Brief:
The records that follow must be repeated verbatim, every one of them.

Dataset items
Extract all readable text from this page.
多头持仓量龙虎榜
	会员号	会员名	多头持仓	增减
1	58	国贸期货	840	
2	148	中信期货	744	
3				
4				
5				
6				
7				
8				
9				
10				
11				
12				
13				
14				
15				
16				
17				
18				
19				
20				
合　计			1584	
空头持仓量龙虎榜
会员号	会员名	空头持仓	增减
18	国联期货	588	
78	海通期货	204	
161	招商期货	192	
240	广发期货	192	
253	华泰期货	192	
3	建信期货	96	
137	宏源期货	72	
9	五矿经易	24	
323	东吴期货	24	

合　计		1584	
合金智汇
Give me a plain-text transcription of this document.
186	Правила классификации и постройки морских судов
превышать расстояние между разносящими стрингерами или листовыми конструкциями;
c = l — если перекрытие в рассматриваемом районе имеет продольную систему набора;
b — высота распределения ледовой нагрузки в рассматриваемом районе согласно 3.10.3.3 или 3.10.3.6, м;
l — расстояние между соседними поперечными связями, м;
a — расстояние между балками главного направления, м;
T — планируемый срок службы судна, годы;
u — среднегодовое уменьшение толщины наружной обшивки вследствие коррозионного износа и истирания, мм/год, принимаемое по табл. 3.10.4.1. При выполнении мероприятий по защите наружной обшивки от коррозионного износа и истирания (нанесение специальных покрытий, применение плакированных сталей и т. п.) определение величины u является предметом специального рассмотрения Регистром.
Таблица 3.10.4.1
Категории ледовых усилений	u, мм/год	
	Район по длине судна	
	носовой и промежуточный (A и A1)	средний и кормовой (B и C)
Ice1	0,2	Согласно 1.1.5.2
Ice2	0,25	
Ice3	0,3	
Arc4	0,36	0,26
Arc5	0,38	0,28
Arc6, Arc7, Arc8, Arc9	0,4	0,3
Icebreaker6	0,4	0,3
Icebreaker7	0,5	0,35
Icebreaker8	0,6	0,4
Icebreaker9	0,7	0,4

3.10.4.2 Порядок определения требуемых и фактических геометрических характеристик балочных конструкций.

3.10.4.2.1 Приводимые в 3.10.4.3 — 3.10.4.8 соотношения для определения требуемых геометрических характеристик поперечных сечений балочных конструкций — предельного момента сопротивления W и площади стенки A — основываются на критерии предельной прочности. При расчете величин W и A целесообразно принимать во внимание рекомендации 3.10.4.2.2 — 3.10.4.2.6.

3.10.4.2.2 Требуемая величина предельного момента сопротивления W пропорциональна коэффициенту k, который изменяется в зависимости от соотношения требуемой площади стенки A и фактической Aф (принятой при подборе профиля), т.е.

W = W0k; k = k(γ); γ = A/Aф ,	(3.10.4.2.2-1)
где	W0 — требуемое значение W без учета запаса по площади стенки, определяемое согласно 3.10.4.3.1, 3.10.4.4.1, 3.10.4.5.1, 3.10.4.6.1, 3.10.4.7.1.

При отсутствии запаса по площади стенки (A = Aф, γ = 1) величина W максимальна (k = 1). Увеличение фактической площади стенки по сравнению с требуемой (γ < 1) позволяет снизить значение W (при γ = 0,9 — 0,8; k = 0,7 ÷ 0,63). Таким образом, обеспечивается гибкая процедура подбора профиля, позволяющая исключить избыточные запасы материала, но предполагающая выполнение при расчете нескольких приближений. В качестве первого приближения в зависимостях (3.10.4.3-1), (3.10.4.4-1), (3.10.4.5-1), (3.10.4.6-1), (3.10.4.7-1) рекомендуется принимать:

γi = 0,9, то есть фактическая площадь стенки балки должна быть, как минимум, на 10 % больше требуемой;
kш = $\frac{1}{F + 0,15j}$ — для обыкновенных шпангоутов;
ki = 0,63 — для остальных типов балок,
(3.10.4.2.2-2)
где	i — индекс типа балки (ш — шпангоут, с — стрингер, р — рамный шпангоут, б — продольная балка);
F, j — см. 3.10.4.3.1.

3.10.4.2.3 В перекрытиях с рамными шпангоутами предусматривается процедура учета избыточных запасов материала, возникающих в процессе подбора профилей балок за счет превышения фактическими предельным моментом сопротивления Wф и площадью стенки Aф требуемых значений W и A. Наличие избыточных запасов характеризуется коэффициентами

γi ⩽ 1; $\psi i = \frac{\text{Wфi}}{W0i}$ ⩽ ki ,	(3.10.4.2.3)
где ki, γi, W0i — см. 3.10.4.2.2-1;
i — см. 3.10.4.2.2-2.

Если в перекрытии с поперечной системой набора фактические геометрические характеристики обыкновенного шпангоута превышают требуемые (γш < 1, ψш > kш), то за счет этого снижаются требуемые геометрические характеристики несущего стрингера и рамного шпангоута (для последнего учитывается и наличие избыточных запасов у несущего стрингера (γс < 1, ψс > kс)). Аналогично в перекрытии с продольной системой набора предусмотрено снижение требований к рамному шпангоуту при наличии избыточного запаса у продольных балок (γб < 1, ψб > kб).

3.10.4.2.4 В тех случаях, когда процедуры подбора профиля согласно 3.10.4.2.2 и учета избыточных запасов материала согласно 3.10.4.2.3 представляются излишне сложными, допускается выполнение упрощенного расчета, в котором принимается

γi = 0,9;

Written solution:
Extract all readable text from this page.
多头持仓量龙虎榜
	会员号	会员名	多头持仓	增减
1	58	国贸期货	840	
2	148	中信期货	744	
3				
4				
5				
6				
7				
8				
9				
10				
11				
12				
13				
14				
15				
16				
17				
18				
19				
20				
合　计			1584	
空头持仓量龙虎榜
会员号	会员名	空头持仓	增减
18	国联期货	588	
78	海通期货	204	
161	招商期货	192	
240	广发期货	192	
253	华泰期货	192	
3	建信期货	96	
137	宏源期货	72	
9	五矿经易	24	
323	东吴期货	24	

合　计		1584	
合金智汇
Give me a plain-text transcription of this document.
186	Правила классификации и постройки морских судов
превышать расстояние между разносящими стрингерами или листовыми конструкциями;
c = l — если перекрытие в рассматриваемом районе имеет продольную систему набора;
b — высота распределения ледовой нагрузки в рассматриваемом районе согласно 3.10.3.3 или 3.10.3.6, м;
l — расстояние между соседними поперечными связями, м;
a — расстояние между балками главного направления, м;
T — планируемый срок службы судна, годы;
u — среднегодовое уменьшение толщины наружной обшивки вследствие коррозионного износа и истирания, мм/год, принимаемое по табл. 3.10.4.1. При выполнении мероприятий по защите наружной обшивки от коррозионного износа и истирания (нанесение специальных покрытий, применение плакированных сталей и т. п.) определение величины u является предметом специального рассмотрения Регистром.
Таблица 3.10.4.1
Категории ледовых усилений	u, мм/год	
	Район по длине судна	
	носовой и промежуточный (A и A1)	средний и кормовой (B и C)
Ice1	0,2	Согласно 1.1.5.2
Ice2	0,25	
Ice3	0,3	
Arc4	0,36	0,26
Arc5	0,38	0,28
Arc6, Arc7, Arc8, Arc9	0,4	0,3
Icebreaker6	0,4	0,3
Icebreaker7	0,5	0,35
Icebreaker8	0,6	0,4
Icebreaker9	0,7	0,4

3.10.4.2 Порядок определения требуемых и фактических геометрических характеристик балочных конструкций.

3.10.4.2.1 Приводимые в 3.10.4.3 — 3.10.4.8 соотношения для определения требуемых геометрических характеристик поперечных сечений балочных конструкций — предельного момента сопротивления W и площади стенки A — основываются на критерии предельной прочности. При расчете величин W и A целесообразно принимать во внимание рекомендации 3.10.4.2.2 — 3.10.4.2.6.

3.10.4.2.2 Требуемая величина предельного момента сопротивления W пропорциональна коэффициенту k, который изменяется в зависимости от соотношения требуемой площади стенки A и фактической Aф (принятой при подборе профиля), т.е.

W = W0k; k = k(γ); γ = A/Aф ,	(3.10.4.2.2-1)
где	W0 — требуемое значение W без учета запаса по площади стенки, определяемое согласно 3.10.4.3.1, 3.10.4.4.1, 3.10.4.5.1, 3.10.4.6.1, 3.10.4.7.1.

При отсутствии запаса по площади стенки (A = Aф, γ = 1) величина W максимальна (k = 1). Увеличение фактической площади стенки по сравнению с требуемой (γ < 1) позволяет снизить значение W (при γ = 0,9 — 0,8; k = 0,7 ÷ 0,63). Таким образом, обеспечивается гибкая процедура подбора профиля, позволяющая исключить избыточные запасы материала, но предполагающая выполнение при расчете нескольких приближений. В качестве первого приближения в зависимостях (3.10.4.3-1), (3.10.4.4-1), (3.10.4.5-1), (3.10.4.6-1), (3.10.4.7-1) рекомендуется принимать:

γi = 0,9, то есть фактическая площадь стенки балки должна быть, как минимум, на 10 % больше требуемой;
kш = $\frac{1}{F + 0,15j}$ — для обыкновенных шпангоутов;
ki = 0,63 — для остальных типов балок,
(3.10.4.2.2-2)
где	i — индекс типа балки (ш — шпангоут, с — стрингер, р — рамный шпангоут, б — продольная балка);
F, j — см. 3.10.4.3.1.

3.10.4.2.3 В перекрытиях с рамными шпангоутами предусматривается процедура учета избыточных запасов материала, возникающих в процессе подбора профилей балок за счет превышения фактическими предельным моментом сопротивления Wф и площадью стенки Aф требуемых значений W и A. Наличие избыточных запасов характеризуется коэффициентами

γi ⩽ 1; $\psi i = \frac{\text{Wфi}}{W0i}$ ⩽ ki ,	(3.10.4.2.3)
где ki, γi, W0i — см. 3.10.4.2.2-1;
i — см. 3.10.4.2.2-2.

Если в перекрытии с поперечной системой набора фактические геометрические характеристики обыкновенного шпангоута превышают требуемые (γш < 1, ψш > kш), то за счет этого снижаются требуемые геометрические характеристики несущего стрингера и рамного шпангоута (для последнего учитывается и наличие избыточных запасов у несущего стрингера (γс < 1, ψс > kс)). Аналогично в перекрытии с продольной системой набора предусмотрено снижение требований к рамному шпангоуту при наличии избыточного запаса у продольных балок (γб < 1, ψб > kб).

3.10.4.2.4 В тех случаях, когда процедуры подбора профиля согласно 3.10.4.2.2 и учета избыточных запасов материала согласно 3.10.4.2.3 представляются излишне сложными, допускается выполнение упрощенного расчета, в котором принимается

γi = 0,9;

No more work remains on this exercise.